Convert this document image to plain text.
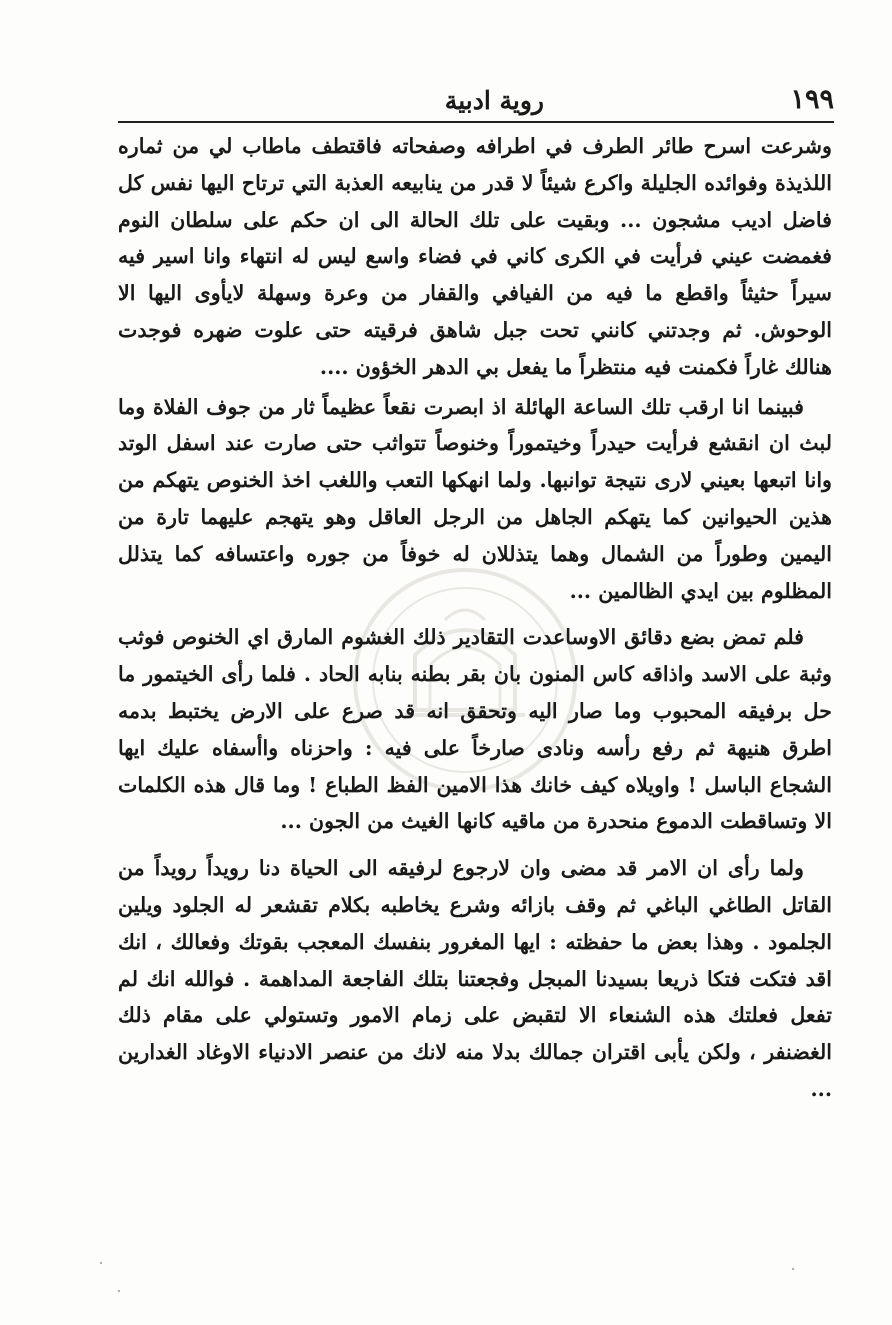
١٩٩
روية ادبية

وشرعت اسرح طائر الطرف في اطرافه وصفحاته فاقتطف ماطاب لي من ثماره اللذيذة وفوائده الجليلة واكرع شيئاً لا قدر من ينابيعه العذبة التي ترتاح اليها نفس كل فاضل اديب مشجون ... وبقيت على تلك الحالة الى ان حكم على سلطان النوم فغمضت عيني فرأيت في الكرى كاني في فضاء واسع ليس له انتهاء وانا اسير فيه سيراً حثيثاً واقطع ما فيه من الفيافي والقفار من وعرة وسهلة لايأوى اليها الا الوحوش. ثم وجدتني كانني تحت جبل شاهق فرقيته حتى علوت ضهره فوجدت هنالك غاراً فكمنت فيه منتظراً ما يفعل بي الدهر الخؤون ....

فبينما انا ارقب تلك الساعة الهائلة اذ ابصرت نقعاً عظيماً ثار من جوف الفلاة وما لبث ان انقشع فرأيت حيدراً وخيتموراً وخنوصاً تتواثب حتى صارت عند اسفل الوتد وانا اتبعها بعيني لارى نتيجة توانبها. ولما انهكها التعب واللغب اخذ الخنوص يتهكم من هذين الحيوانين كما يتهكم الجاهل من الرجل العاقل وهو يتهجم عليهما تارة من اليمين وطوراً من الشمال وهما يتذللان له خوفاً من جوره واعتسافه كما يتذلل المظلوم بين ايدي الظالمين ...

فلم تمض بضع دقائق الاوساعدت التقادير ذلك الغشوم المارق اي الخنوص فوثب وثبة على الاسد واذاقه كاس المنون بان بقر بطنه بنابه الحاد . فلما رأى الخيتمور ما حل برفيقه المحبوب وما صار اليه وتحقق انه قد صرع على الارض يختبط بدمه اطرق هنيهة ثم رفع رأسه ونادى صارخاً على فيه : واحزناه واأسفاه عليك ايها الشجاع الباسل ! واويلاه كيف خانك هذا الامين الفظ الطباع ! وما قال هذه الكلمات الا وتساقطت الدموع منحدرة من ماقيه كانها الغيث من الجون ...

ولما رأى ان الامر قد مضى وان لارجوع لرفيقه الى الحياة دنا رويداً رويداً من القاتل الطاغي الباغي ثم وقف بازائه وشرع يخاطبه بكلام تقشعر له الجلود ويلين الجلمود . وهذا بعض ما حفظته : ايها المغرور بنفسك المعجب بقوتك وفعالك ، انك اقد فتكت فتكا ذريعا بسيدنا المبجل وفجعتنا بتلك الفاجعة المداهمة . فوالله انك لم تفعل فعلتك هذه الشنعاء الا لتقبض على زمام الامور وتستولي على مقام ذلك الغضنفر ، ولكن يأبى اقتران جمالك بدلا منه لانك من عنصر الادنياء الاوغاد الغدارين ...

- - -

## TASK PROMPT
Repeat the material above in full and exactly, omitting the pictures.

## FULL RESPONSE
Convert this document image to plain text.
١٩٩
روية ادبية

وشرعت اسرح طائر الطرف في اطرافه وصفحاته فاقتطف ماطاب لي من ثماره اللذيذة وفوائده الجليلة واكرع شيئاً لا قدر من ينابيعه العذبة التي ترتاح اليها نفس كل فاضل اديب مشجون ... وبقيت على تلك الحالة الى ان حكم على سلطان النوم فغمضت عيني فرأيت في الكرى كاني في فضاء واسع ليس له انتهاء وانا اسير فيه سيراً حثيثاً واقطع ما فيه من الفيافي والقفار من وعرة وسهلة لايأوى اليها الا الوحوش. ثم وجدتني كانني تحت جبل شاهق فرقيته حتى علوت ضهره فوجدت هنالك غاراً فكمنت فيه منتظراً ما يفعل بي الدهر الخؤون ....

فبينما انا ارقب تلك الساعة الهائلة اذ ابصرت نقعاً عظيماً ثار من جوف الفلاة وما لبث ان انقشع فرأيت حيدراً وخيتموراً وخنوصاً تتواثب حتى صارت عند اسفل الوتد وانا اتبعها بعيني لارى نتيجة توانبها. ولما انهكها التعب واللغب اخذ الخنوص يتهكم من هذين الحيوانين كما يتهكم الجاهل من الرجل العاقل وهو يتهجم عليهما تارة من اليمين وطوراً من الشمال وهما يتذللان له خوفاً من جوره واعتسافه كما يتذلل المظلوم بين ايدي الظالمين ...

فلم تمض بضع دقائق الاوساعدت التقادير ذلك الغشوم المارق اي الخنوص فوثب وثبة على الاسد واذاقه كاس المنون بان بقر بطنه بنابه الحاد . فلما رأى الخيتمور ما حل برفيقه المحبوب وما صار اليه وتحقق انه قد صرع على الارض يختبط بدمه اطرق هنيهة ثم رفع رأسه ونادى صارخاً على فيه : واحزناه واأسفاه عليك ايها الشجاع الباسل ! واويلاه كيف خانك هذا الامين الفظ الطباع ! وما قال هذه الكلمات الا وتساقطت الدموع منحدرة من ماقيه كانها الغيث من الجون ...

ولما رأى ان الامر قد مضى وان لارجوع لرفيقه الى الحياة دنا رويداً رويداً من القاتل الطاغي الباغي ثم وقف بازائه وشرع يخاطبه بكلام تقشعر له الجلود ويلين الجلمود . وهذا بعض ما حفظته : ايها المغرور بنفسك المعجب بقوتك وفعالك ، انك اقد فتكت فتكا ذريعا بسيدنا المبجل وفجعتنا بتلك الفاجعة المداهمة . فوالله انك لم تفعل فعلتك هذه الشنعاء الا لتقبض على زمام الامور وتستولي على مقام ذلك الغضنفر ، ولكن يأبى اقتران جمالك بدلا منه لانك من عنصر الادنياء الاوغاد الغدارين ...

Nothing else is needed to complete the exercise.